→ Exercise details:
From the listing below, select every line where the word "Happy" appears.

→ Records about charts and figures:
▼▼▼

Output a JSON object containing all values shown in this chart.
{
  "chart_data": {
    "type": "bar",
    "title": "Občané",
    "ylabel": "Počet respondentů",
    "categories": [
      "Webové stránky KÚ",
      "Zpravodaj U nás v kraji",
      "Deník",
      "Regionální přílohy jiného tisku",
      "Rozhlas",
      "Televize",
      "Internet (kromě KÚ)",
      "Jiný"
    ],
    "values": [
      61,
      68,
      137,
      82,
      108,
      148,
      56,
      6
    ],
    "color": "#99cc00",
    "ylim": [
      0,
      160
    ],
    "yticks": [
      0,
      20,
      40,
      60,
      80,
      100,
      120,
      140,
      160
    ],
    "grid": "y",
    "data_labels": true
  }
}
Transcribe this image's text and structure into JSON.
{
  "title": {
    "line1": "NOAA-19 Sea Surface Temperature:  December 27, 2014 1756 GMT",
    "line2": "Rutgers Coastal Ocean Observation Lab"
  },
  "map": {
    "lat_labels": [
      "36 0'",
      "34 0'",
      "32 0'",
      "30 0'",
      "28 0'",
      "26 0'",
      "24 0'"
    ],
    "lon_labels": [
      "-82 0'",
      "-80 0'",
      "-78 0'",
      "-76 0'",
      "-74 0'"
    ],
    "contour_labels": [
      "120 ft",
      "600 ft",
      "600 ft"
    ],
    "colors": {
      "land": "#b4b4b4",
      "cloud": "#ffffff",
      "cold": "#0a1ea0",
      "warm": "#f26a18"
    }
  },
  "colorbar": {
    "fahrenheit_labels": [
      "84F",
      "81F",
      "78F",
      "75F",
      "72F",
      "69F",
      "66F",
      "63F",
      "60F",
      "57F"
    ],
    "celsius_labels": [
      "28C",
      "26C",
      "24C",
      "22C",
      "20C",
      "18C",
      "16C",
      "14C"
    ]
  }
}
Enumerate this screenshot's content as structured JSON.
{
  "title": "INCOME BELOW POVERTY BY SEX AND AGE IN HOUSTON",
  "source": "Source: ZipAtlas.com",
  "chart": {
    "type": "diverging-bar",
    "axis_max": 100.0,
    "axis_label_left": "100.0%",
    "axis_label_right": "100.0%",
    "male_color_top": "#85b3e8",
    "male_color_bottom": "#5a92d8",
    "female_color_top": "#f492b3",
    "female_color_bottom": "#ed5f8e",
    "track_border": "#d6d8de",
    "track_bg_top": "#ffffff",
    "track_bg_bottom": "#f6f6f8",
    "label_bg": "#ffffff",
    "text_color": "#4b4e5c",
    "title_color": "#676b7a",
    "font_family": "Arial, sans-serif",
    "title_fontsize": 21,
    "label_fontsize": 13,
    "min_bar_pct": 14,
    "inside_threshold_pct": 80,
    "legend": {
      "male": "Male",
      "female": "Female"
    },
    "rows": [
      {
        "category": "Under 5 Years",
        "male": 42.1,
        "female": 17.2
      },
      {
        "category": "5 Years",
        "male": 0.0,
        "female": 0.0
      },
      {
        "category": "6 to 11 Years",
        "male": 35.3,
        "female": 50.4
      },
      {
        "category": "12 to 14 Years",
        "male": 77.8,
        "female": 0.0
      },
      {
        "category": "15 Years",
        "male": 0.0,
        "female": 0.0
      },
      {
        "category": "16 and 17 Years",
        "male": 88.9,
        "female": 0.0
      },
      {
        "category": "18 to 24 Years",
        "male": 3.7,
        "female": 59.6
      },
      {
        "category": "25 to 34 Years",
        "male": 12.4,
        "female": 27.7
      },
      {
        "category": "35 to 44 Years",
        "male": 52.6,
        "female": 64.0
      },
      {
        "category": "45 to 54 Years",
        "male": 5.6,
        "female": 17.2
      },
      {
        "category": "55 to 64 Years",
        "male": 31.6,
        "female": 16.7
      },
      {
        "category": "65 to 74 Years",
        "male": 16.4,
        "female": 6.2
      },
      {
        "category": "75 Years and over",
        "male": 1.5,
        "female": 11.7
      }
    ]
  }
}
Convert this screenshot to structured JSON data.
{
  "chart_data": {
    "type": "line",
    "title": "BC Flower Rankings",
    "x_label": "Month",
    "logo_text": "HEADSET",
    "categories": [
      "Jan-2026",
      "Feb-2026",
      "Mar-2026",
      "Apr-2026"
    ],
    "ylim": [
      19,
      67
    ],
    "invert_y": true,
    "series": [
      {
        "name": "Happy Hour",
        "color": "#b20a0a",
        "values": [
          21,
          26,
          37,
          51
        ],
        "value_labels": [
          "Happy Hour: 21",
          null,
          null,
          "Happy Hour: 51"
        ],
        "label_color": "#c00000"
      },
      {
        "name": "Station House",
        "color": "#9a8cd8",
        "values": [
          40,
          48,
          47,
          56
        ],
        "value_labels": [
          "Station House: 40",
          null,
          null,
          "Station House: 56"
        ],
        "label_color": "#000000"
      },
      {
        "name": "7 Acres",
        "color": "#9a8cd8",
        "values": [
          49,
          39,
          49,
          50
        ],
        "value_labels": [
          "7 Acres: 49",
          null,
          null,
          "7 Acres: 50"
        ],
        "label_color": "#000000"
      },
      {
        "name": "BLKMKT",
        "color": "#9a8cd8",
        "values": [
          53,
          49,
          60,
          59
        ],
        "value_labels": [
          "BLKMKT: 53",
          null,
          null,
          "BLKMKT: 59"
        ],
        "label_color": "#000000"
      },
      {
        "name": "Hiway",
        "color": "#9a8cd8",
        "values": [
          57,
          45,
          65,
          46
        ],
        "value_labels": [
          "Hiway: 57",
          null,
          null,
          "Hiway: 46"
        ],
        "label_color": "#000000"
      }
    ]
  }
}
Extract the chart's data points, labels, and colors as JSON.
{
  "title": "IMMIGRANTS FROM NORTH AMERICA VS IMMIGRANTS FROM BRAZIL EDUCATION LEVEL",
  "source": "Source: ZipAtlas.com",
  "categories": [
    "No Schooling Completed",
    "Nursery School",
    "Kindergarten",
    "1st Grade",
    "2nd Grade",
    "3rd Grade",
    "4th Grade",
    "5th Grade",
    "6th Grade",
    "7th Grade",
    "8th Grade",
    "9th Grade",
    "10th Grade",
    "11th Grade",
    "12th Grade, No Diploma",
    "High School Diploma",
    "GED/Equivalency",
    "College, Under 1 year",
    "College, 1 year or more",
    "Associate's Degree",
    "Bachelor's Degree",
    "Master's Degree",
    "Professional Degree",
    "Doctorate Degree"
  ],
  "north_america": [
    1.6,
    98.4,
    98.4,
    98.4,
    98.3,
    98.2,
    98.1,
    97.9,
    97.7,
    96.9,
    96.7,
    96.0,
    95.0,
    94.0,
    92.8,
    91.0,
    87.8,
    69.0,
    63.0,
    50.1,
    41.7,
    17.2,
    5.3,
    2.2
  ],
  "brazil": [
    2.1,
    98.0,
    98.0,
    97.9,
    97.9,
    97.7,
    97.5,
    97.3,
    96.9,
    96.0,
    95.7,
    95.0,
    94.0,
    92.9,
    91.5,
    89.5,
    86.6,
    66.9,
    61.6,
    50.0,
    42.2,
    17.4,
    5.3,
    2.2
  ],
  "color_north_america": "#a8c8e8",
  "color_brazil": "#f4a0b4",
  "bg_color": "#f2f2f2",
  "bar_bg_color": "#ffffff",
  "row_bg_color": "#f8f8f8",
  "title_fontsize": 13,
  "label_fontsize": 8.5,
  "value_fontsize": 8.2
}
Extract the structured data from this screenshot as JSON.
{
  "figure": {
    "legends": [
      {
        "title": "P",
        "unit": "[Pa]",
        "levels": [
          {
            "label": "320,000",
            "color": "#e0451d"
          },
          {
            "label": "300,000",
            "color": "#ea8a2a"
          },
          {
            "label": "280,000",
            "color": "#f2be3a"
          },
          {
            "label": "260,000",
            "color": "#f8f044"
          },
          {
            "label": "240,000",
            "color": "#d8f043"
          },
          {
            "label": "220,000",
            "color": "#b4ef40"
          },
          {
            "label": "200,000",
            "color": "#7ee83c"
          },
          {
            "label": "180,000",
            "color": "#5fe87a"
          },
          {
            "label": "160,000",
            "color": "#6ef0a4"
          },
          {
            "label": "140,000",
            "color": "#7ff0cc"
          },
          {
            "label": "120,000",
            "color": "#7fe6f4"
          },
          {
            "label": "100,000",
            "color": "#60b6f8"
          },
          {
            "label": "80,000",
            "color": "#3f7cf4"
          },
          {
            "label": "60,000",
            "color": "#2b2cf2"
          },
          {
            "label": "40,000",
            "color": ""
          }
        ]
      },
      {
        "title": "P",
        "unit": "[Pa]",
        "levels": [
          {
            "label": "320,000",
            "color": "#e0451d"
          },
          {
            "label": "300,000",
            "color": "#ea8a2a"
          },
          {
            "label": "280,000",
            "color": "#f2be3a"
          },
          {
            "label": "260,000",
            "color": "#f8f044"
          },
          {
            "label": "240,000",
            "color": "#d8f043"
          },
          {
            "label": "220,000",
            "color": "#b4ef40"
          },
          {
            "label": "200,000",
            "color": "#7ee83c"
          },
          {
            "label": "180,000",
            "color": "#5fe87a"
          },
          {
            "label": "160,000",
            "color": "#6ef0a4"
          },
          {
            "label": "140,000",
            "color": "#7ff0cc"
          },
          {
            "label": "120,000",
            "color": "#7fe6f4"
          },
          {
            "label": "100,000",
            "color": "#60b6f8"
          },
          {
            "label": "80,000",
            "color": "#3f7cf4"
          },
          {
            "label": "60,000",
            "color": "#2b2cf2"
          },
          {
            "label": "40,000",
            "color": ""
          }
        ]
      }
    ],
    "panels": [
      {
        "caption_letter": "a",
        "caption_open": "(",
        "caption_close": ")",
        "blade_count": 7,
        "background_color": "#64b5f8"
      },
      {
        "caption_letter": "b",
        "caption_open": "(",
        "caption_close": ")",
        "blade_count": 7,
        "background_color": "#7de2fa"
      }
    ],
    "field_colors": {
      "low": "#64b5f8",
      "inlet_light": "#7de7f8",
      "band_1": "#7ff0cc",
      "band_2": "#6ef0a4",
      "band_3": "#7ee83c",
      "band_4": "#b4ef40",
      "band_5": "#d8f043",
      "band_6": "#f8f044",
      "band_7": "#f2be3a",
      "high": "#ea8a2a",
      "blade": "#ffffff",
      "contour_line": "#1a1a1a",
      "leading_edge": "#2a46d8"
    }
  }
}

▲▲▲

→ Exercise response:
        "name": "Happy Hour",
          "Happy Hour: 21",
          "Happy Hour: 51"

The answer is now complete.